→ TASK PROMPT
Sort through the entries below and pull out lines containing the word "bünyesinde".

→ MATERIAL PROVIDED
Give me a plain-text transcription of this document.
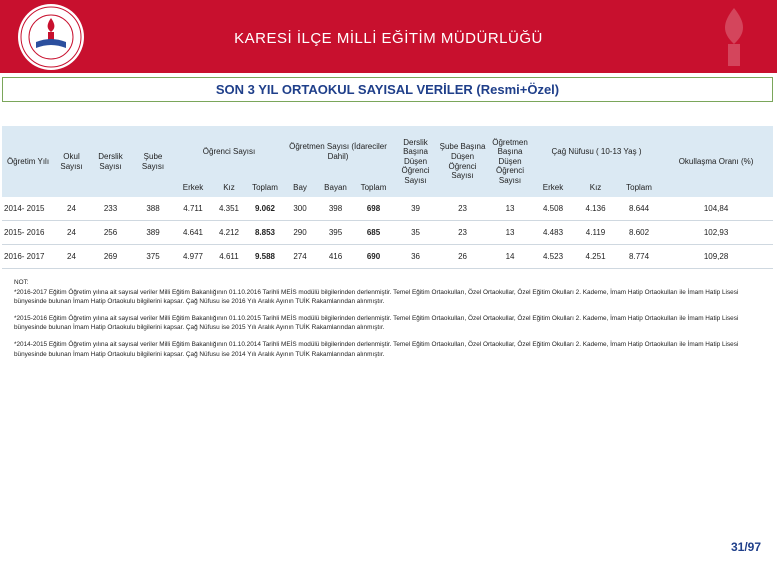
KARESİ İLÇE MİLLİ EĞİTİM MÜDÜRLÜĞÜ
SON 3 YIL ORTAOKUL SAYISAL VERİLER (Resmi+Özel)
Öğretim Yılı	Okul Sayısı	Derslik Sayısı	Şube Sayısı	Öğrenci Sayısı			Öğretmen Sayısı (İdareciler Dahil)			Derslik Başına Düşen Öğrenci Sayısı	Şube Başına Düşen Öğrenci Sayısı	Öğretmen Başına Düşen Öğrenci Sayısı	Çağ Nüfusu ( 10-13 Yaş )			Okullaşma Oranı (%)
				Erkek	Kız	Toplam	Bay	Bayan	Toplam				Erkek	Kız	Toplam	
2014- 2015	24	233	388	4.711	4.351	9.062	300	398	698	39	23	13	4.508	4.136	8.644	104,84
2015- 2016	24	256	389	4.641	4.212	8.853	290	395	685	35	23	13	4.483	4.119	8.602	102,93
2016- 2017	24	269	375	4.977	4.611	9.588	274	416	690	36	26	14	4.523	4.251	8.774	109,28
NOT:

*2016-2017 Eğitim Öğretim yılına ait sayısal veriler Milli Eğitim Bakanlığının 01.10.2016 Tarihli MEİS modülü bilgilerinden derlenmiştir. Temel Eğitim Ortaokulları, Özel Ortaokullar, Özel Eğitim Okulları 2. Kademe, İmam Hatip Ortaokulları ile İmam Hatip Lisesi bünyesinde bulunan İmam Hatip Ortaokulu bilgilerini kapsar. Çağ Nüfusu ise 2016 Yılı Aralık Ayının TUİK Rakamlarından alınmıştır.

*2015-2016 Eğitim Öğretim yılına ait sayısal veriler Milli Eğitim Bakanlığının 01.10.2015 Tarihli MEİS modülü bilgilerinden derlenmiştir. Temel Eğitim Ortaokulları, Özel Ortaokullar, Özel Eğitim Okulları 2. Kademe, İmam Hatip Ortaokulları ile İmam Hatip Lisesi bünyesinde bulunan İmam Hatip Ortaokulu bilgilerini kapsar. Çağ Nüfusu ise 2015 Yılı Aralık Ayının TUİK Rakamlarından alınmıştır.

*2014-2015 Eğitim Öğretim yılına ait sayısal veriler Milli Eğitim Bakanlığının 01.10.2014 Tarihli MEİS modülü bilgilerinden derlenmiştir. Temel Eğitim Ortaokulları, Özel Ortaokullar, Özel Eğitim Okulları 2. Kademe, İmam Hatip Ortaokulları ile İmam Hatip Lisesi bünyesinde bulunan İmam Hatip Ortaokulu bilgilerini kapsar. Çağ Nüfusu ise 2014 Yılı Aralık Ayının TUİK Rakamlarından alınmıştır.

31/97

→ SOLUTION BELOW
*2016-2017 Eğitim Öğretim yılına ait sayısal veriler Milli Eğitim Bakanlığının 01.10.2016 Tarihli MEİS modülü bilgilerinden derlenmiştir. Temel Eğitim Ortaokulları, Özel Ortaokullar, Özel Eğitim Okulları 2. Kademe, İmam Hatip Ortaokulları ile İmam Hatip Lisesi bünyesinde bulunan İmam Hatip Ortaokulu bilgilerini kapsar. Çağ Nüfusu ise 2016 Yılı Aralık Ayının TUİK Rakamlarından alınmıştır.
*2015-2016 Eğitim Öğretim yılına ait sayısal veriler Milli Eğitim Bakanlığının 01.10.2015 Tarihli MEİS modülü bilgilerinden derlenmiştir. Temel Eğitim Ortaokulları, Özel Ortaokullar, Özel Eğitim Okulları 2. Kademe, İmam Hatip Ortaokulları ile İmam Hatip Lisesi bünyesinde bulunan İmam Hatip Ortaokulu bilgilerini kapsar. Çağ Nüfusu ise 2015 Yılı Aralık Ayının TUİK Rakamlarından alınmıştır.
*2014-2015 Eğitim Öğretim yılına ait sayısal veriler Milli Eğitim Bakanlığının 01.10.2014 Tarihli MEİS modülü bilgilerinden derlenmiştir. Temel Eğitim Ortaokulları, Özel Ortaokullar, Özel Eğitim Okulları 2. Kademe, İmam Hatip Ortaokulları ile İmam Hatip Lisesi bünyesinde bulunan İmam Hatip Ortaokulu bilgilerini kapsar. Çağ Nüfusu ise 2014 Yılı Aralık Ayının TUİK Rakamlarından alınmıştır.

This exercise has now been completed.